▶ [STATED GOAL] Transcribe the full listing exactly, and drop every picture.

# # # # # # #

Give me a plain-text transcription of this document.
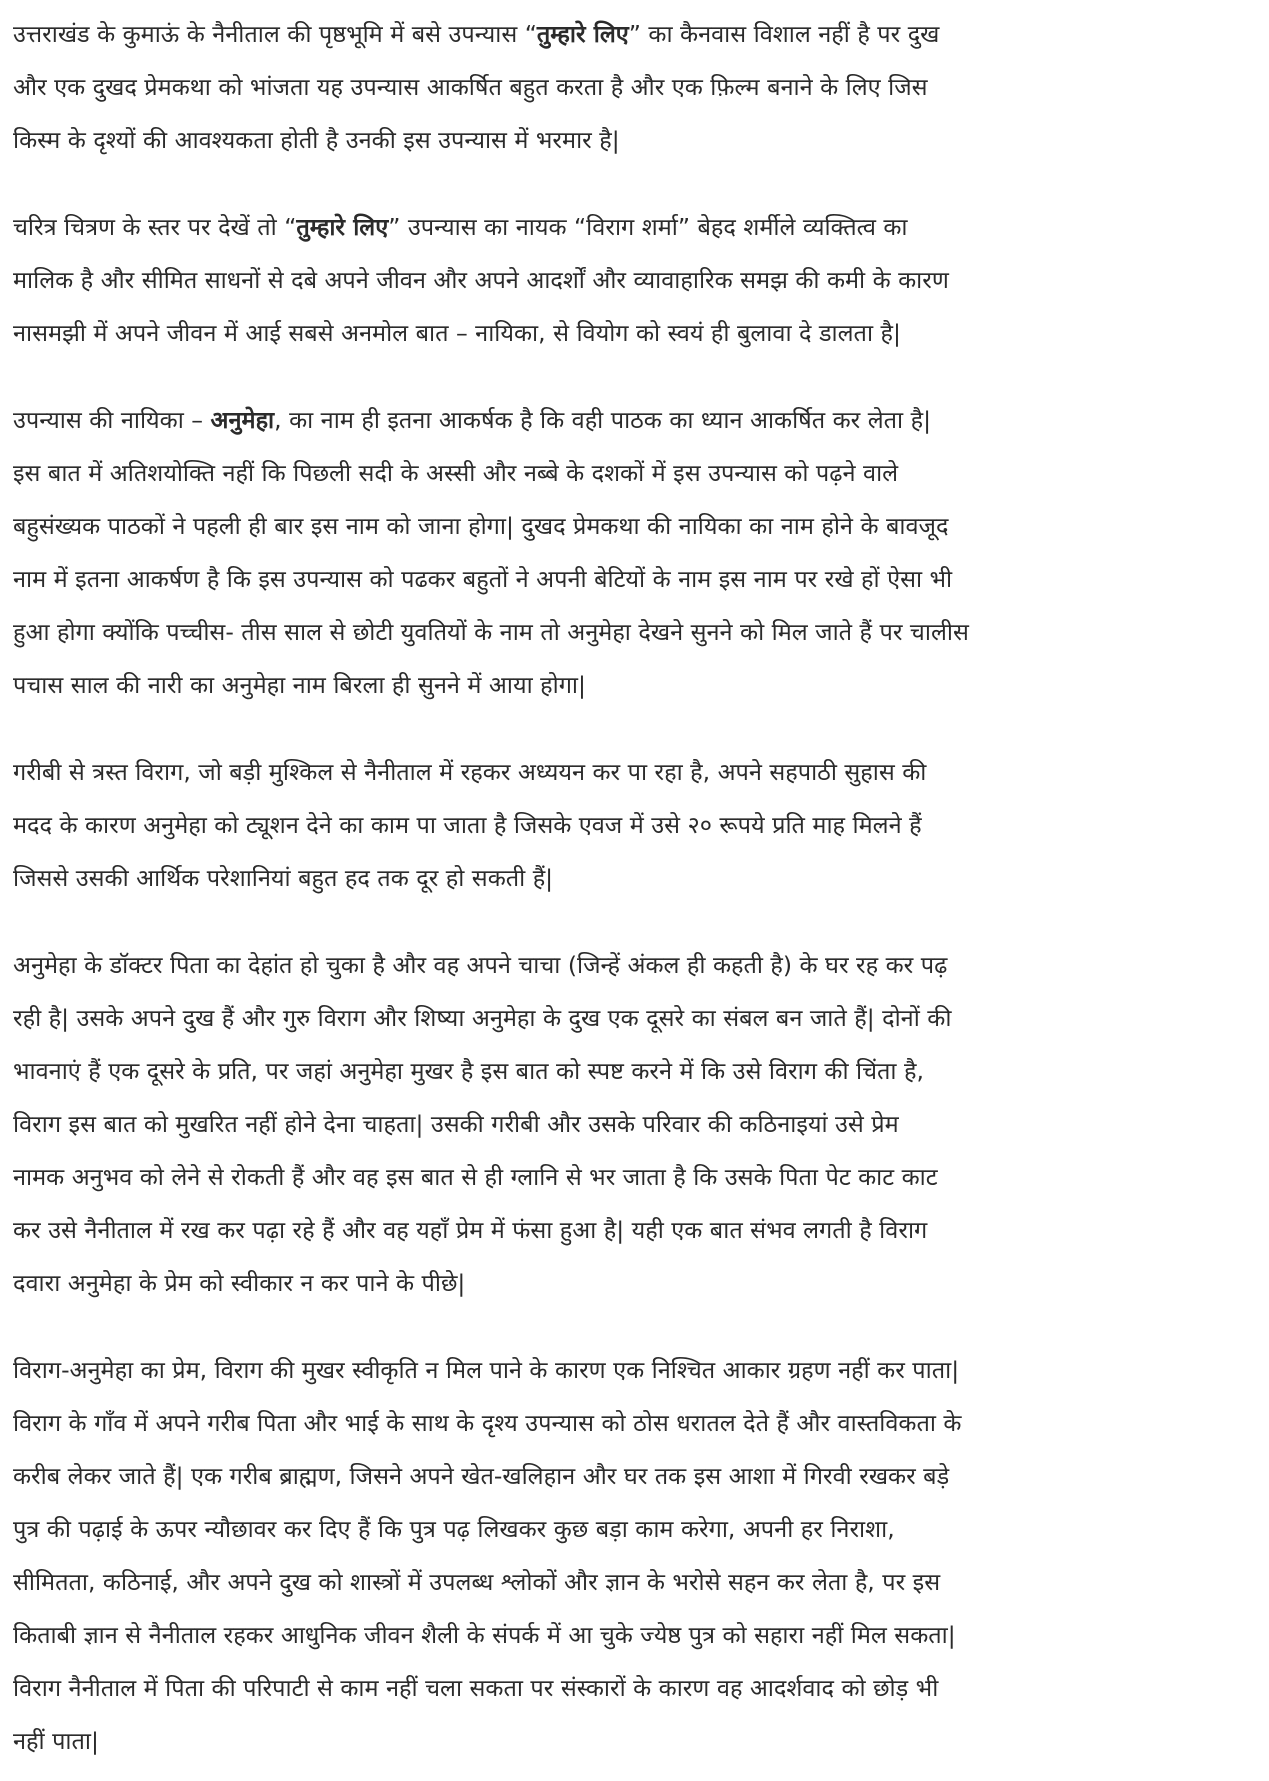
उत्तराखंड के कुमाऊं के नैनीताल की पृष्ठभूमि में बसे उपन्यास “तुम्हारे लिए” का कैनवास विशाल नहीं है पर दुख
और एक दुखद प्रेमकथा को भांजता यह उपन्यास आकर्षित बहुत करता है और एक फ़िल्म बनाने के लिए जिस
किस्म के दृश्यों की आवश्यकता होती है उनकी इस उपन्यास में भरमार है|

चरित्र चित्रण के स्तर पर देखें तो “तुम्हारे लिए” उपन्यास का नायक “विराग शर्मा” बेहद शर्मीले व्यक्तित्व का
मालिक है और सीमित साधनों से दबे अपने जीवन और अपने आदर्शों और व्यावाहारिक समझ की कमी के कारण
नासमझी में अपने जीवन में आई सबसे अनमोल बात – नायिका, से वियोग को स्वयं ही बुलावा दे डालता है|

उपन्यास की नायिका – अनुमेहा, का नाम ही इतना आकर्षक है कि वही पाठक का ध्यान आकर्षित कर लेता है|
इस बात में अतिशयोक्ति नहीं कि पिछली सदी के अस्सी और नब्बे के दशकों में इस उपन्यास को पढ़ने वाले
बहुसंख्यक पाठकों ने पहली ही बार इस नाम को जाना होगा| दुखद प्रेमकथा की नायिका का नाम होने के बावजूद
नाम में इतना आकर्षण है कि इस उपन्यास को पढकर बहुतों ने अपनी बेटियों के नाम इस नाम पर रखे हों ऐसा भी
हुआ होगा क्योंकि पच्चीस- तीस साल से छोटी युवतियों के नाम तो अनुमेहा देखने सुनने को मिल जाते हैं पर चालीस
पचास साल की नारी का अनुमेहा नाम बिरला ही सुनने में आया होगा|

गरीबी से त्रस्त विराग, जो बड़ी मुश्किल से नैनीताल में रहकर अध्ययन कर पा रहा है, अपने सहपाठी सुहास की
मदद के कारण अनुमेहा को ट्यूशन देने का काम पा जाता है जिसके एवज में उसे २० रूपये प्रति माह मिलने हैं
जिससे उसकी आर्थिक परेशानियां बहुत हद तक दूर हो सकती हैं|

अनुमेहा के डॉक्टर पिता का देहांत हो चुका है और वह अपने चाचा (जिन्हें अंकल ही कहती है) के घर रह कर पढ़
रही है| उसके अपने दुख हैं और गुरु विराग और शिष्या अनुमेहा के दुख एक दूसरे का संबल बन जाते हैं| दोनों की
भावनाएं हैं एक दूसरे के प्रति, पर जहां अनुमेहा मुखर है इस बात को स्पष्ट करने में कि उसे विराग की चिंता है,
विराग इस बात को मुखरित नहीं होने देना चाहता| उसकी गरीबी और उसके परिवार की कठिनाइयां उसे प्रेम
नामक अनुभव को लेने से रोकती हैं और वह इस बात से ही ग्लानि से भर जाता है कि उसके पिता पेट काट काट
कर उसे नैनीताल में रख कर पढ़ा रहे हैं और वह यहाँ प्रेम में फंसा हुआ है| यही एक बात संभव लगती है विराग
दवारा अनुमेहा के प्रेम को स्वीकार न कर पाने के पीछे|

विराग-अनुमेहा का प्रेम, विराग की मुखर स्वीकृति न मिल पाने के कारण एक निश्चित आकार ग्रहण नहीं कर पाता|
विराग के गाँव में अपने गरीब पिता और भाई के साथ के दृश्य उपन्यास को ठोस धरातल देते हैं और वास्तविकता के
करीब लेकर जाते हैं| एक गरीब ब्राह्मण, जिसने अपने खेत-खलिहान और घर तक इस आशा में गिरवी रखकर बड़े
पुत्र की पढ़ाई के ऊपर न्यौछावर कर दिए हैं कि पुत्र पढ़ लिखकर कुछ बड़ा काम करेगा, अपनी हर निराशा,
सीमितता, कठिनाई, और अपने दुख को शास्त्रों में उपलब्ध श्लोकों और ज्ञान के भरोसे सहन कर लेता है, पर इस
किताबी ज्ञान से नैनीताल रहकर आधुनिक जीवन शैली के संपर्क में आ चुके ज्येष्ठ पुत्र को सहारा नहीं मिल सकता|
विराग नैनीताल में पिता की परिपाटी से काम नहीं चला सकता पर संस्कारों के कारण वह आदर्शवाद को छोड़ भी
नहीं पाता|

# # # # # # #

▶ [CORRECT OUTPUT]
Give me a plain-text transcription of this document.
उत्तराखंड के कुमाऊं के नैनीताल की पृष्ठभूमि में बसे उपन्यास “तुम्हारे लिए” का कैनवास विशाल नहीं है पर दुख
और एक दुखद प्रेमकथा को भांजता यह उपन्यास आकर्षित बहुत करता है और एक फ़िल्म बनाने के लिए जिस
किस्म के दृश्यों की आवश्यकता होती है उनकी इस उपन्यास में भरमार है|

चरित्र चित्रण के स्तर पर देखें तो “तुम्हारे लिए” उपन्यास का नायक “विराग शर्मा” बेहद शर्मीले व्यक्तित्व का
मालिक है और सीमित साधनों से दबे अपने जीवन और अपने आदर्शों और व्यावाहारिक समझ की कमी के कारण
नासमझी में अपने जीवन में आई सबसे अनमोल बात – नायिका, से वियोग को स्वयं ही बुलावा दे डालता है|

उपन्यास की नायिका – अनुमेहा, का नाम ही इतना आकर्षक है कि वही पाठक का ध्यान आकर्षित कर लेता है|
इस बात में अतिशयोक्ति नहीं कि पिछली सदी के अस्सी और नब्बे के दशकों में इस उपन्यास को पढ़ने वाले
बहुसंख्यक पाठकों ने पहली ही बार इस नाम को जाना होगा| दुखद प्रेमकथा की नायिका का नाम होने के बावजूद
नाम में इतना आकर्षण है कि इस उपन्यास को पढकर बहुतों ने अपनी बेटियों के नाम इस नाम पर रखे हों ऐसा भी
हुआ होगा क्योंकि पच्चीस- तीस साल से छोटी युवतियों के नाम तो अनुमेहा देखने सुनने को मिल जाते हैं पर चालीस
पचास साल की नारी का अनुमेहा नाम बिरला ही सुनने में आया होगा|

गरीबी से त्रस्त विराग, जो बड़ी मुश्किल से नैनीताल में रहकर अध्ययन कर पा रहा है, अपने सहपाठी सुहास की
मदद के कारण अनुमेहा को ट्यूशन देने का काम पा जाता है जिसके एवज में उसे २० रूपये प्रति माह मिलने हैं
जिससे उसकी आर्थिक परेशानियां बहुत हद तक दूर हो सकती हैं|

अनुमेहा के डॉक्टर पिता का देहांत हो चुका है और वह अपने चाचा (जिन्हें अंकल ही कहती है) के घर रह कर पढ़
रही है| उसके अपने दुख हैं और गुरु विराग और शिष्या अनुमेहा के दुख एक दूसरे का संबल बन जाते हैं| दोनों की
भावनाएं हैं एक दूसरे के प्रति, पर जहां अनुमेहा मुखर है इस बात को स्पष्ट करने में कि उसे विराग की चिंता है,
विराग इस बात को मुखरित नहीं होने देना चाहता| उसकी गरीबी और उसके परिवार की कठिनाइयां उसे प्रेम
नामक अनुभव को लेने से रोकती हैं और वह इस बात से ही ग्लानि से भर जाता है कि उसके पिता पेट काट काट
कर उसे नैनीताल में रख कर पढ़ा रहे हैं और वह यहाँ प्रेम में फंसा हुआ है| यही एक बात संभव लगती है विराग
दवारा अनुमेहा के प्रेम को स्वीकार न कर पाने के पीछे|

विराग-अनुमेहा का प्रेम, विराग की मुखर स्वीकृति न मिल पाने के कारण एक निश्चित आकार ग्रहण नहीं कर पाता|
विराग के गाँव में अपने गरीब पिता और भाई के साथ के दृश्य उपन्यास को ठोस धरातल देते हैं और वास्तविकता के
करीब लेकर जाते हैं| एक गरीब ब्राह्मण, जिसने अपने खेत-खलिहान और घर तक इस आशा में गिरवी रखकर बड़े
पुत्र की पढ़ाई के ऊपर न्यौछावर कर दिए हैं कि पुत्र पढ़ लिखकर कुछ बड़ा काम करेगा, अपनी हर निराशा,
सीमितता, कठिनाई, और अपने दुख को शास्त्रों में उपलब्ध श्लोकों और ज्ञान के भरोसे सहन कर लेता है, पर इस
किताबी ज्ञान से नैनीताल रहकर आधुनिक जीवन शैली के संपर्क में आ चुके ज्येष्ठ पुत्र को सहारा नहीं मिल सकता|
विराग नैनीताल में पिता की परिपाटी से काम नहीं चला सकता पर संस्कारों के कारण वह आदर्शवाद को छोड़ भी
नहीं पाता|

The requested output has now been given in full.